_The task_
Restate the complete material exactly.
======== Items
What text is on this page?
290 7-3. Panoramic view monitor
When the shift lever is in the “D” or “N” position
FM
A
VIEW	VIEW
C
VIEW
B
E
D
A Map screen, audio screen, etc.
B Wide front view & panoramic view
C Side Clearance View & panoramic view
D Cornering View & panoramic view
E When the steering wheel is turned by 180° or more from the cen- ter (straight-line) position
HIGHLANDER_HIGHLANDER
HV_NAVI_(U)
================
_Solution to the problem_
What text is on this page?
290 7-3. Panoramic view monitor
When the shift lever is in the “D” or “N” position
FM
A
VIEW	VIEW
C
VIEW
B
E
D
A Map screen, audio screen, etc.
B Wide front view & panoramic view
C Side Clearance View & panoramic view
D Cornering View & panoramic view
E When the steering wheel is turned by 180° or more from the cen- ter (straight-line) position
HIGHLANDER_HIGHLANDER
HV_NAVI_(U)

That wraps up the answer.